■ EXTRACTED ENTRIES:
+ + + + +

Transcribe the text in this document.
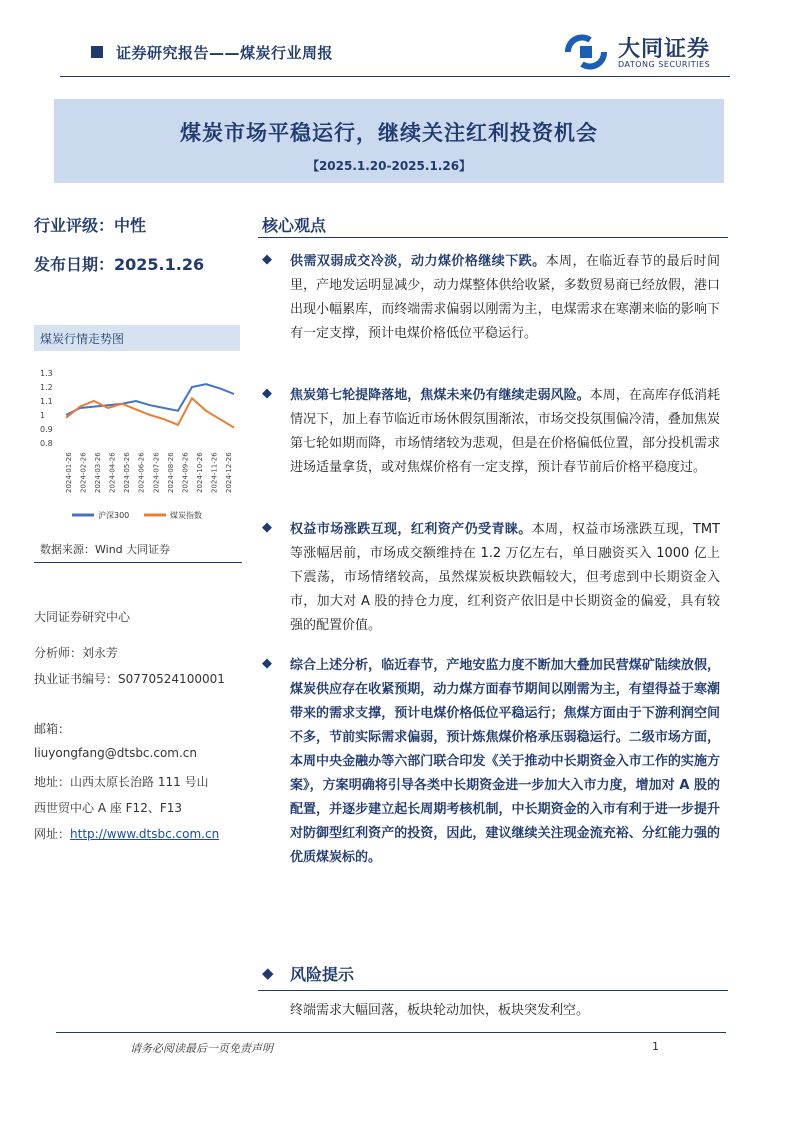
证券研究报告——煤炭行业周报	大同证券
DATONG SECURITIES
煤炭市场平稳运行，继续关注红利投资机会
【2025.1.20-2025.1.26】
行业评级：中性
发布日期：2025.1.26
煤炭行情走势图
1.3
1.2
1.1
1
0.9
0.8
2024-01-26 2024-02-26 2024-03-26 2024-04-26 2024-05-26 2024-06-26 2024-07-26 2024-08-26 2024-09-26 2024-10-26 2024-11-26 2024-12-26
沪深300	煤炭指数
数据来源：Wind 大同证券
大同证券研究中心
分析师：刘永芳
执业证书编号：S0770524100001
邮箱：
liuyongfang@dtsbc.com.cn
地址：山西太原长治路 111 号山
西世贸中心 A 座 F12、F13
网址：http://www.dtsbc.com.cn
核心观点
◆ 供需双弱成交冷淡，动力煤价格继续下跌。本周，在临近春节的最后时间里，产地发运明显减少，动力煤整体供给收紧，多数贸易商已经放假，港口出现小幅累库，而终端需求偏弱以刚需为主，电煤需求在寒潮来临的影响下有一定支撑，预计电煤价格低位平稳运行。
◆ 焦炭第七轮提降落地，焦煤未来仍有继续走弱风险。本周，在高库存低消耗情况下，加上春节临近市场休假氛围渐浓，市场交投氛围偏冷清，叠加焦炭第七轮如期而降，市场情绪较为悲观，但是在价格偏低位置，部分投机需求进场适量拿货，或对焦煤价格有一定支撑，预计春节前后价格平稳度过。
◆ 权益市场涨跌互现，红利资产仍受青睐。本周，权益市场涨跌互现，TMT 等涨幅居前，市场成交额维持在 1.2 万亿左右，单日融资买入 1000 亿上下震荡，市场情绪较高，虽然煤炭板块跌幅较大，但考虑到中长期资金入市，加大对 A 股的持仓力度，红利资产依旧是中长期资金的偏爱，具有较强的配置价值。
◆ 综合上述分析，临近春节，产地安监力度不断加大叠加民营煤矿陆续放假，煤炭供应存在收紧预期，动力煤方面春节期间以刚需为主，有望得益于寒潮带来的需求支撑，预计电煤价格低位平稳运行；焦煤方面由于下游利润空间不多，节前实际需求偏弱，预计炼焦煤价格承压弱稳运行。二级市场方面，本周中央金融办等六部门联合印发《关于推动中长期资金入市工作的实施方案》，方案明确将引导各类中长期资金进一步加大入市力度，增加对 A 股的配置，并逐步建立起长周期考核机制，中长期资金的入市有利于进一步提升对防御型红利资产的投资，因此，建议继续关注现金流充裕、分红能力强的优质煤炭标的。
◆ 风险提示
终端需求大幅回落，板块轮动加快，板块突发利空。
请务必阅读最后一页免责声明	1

+ + + + +

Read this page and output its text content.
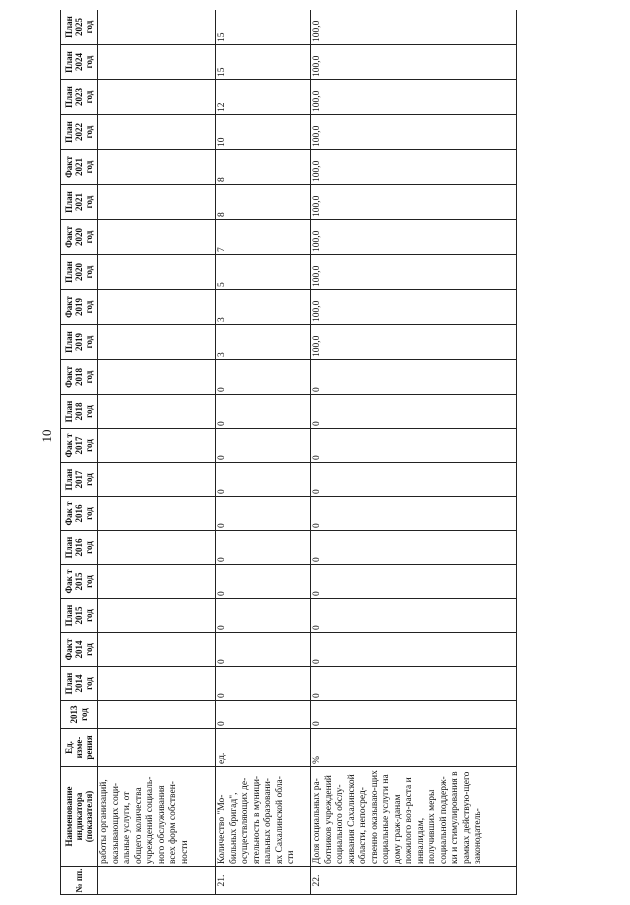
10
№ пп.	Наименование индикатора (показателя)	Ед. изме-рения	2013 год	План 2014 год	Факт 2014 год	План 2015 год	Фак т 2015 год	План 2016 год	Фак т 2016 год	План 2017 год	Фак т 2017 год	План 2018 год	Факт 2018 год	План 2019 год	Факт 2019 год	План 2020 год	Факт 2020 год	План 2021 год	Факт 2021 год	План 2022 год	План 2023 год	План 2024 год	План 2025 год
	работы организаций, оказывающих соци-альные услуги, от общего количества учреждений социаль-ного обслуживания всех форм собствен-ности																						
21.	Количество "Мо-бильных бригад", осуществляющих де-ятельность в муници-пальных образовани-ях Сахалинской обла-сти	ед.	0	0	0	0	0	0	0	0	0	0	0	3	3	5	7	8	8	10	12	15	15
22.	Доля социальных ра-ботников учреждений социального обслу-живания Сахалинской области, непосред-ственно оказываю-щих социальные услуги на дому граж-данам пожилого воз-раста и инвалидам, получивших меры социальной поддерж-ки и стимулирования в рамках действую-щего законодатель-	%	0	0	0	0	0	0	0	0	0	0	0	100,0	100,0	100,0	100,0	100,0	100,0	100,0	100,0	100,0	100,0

+ + + + +

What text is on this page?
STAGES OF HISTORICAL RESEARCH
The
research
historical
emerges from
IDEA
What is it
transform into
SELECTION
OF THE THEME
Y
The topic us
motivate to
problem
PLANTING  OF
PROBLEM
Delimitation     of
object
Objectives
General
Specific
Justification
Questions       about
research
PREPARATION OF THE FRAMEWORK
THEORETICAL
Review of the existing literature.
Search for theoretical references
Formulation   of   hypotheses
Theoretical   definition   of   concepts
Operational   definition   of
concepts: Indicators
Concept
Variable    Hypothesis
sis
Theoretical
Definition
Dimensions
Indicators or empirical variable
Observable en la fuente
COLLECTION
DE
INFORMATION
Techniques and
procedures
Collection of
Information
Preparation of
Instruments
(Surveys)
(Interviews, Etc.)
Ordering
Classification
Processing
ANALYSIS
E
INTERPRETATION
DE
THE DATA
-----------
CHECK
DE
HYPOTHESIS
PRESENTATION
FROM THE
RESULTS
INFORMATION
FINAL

+ + + + +

■ WORK REQUIRED: Scan the material above. Copy each line where "this" occurs.

■ RESPONSE:
Transcribe the text in this document.
Read this page and output its text content.
What text is on this page?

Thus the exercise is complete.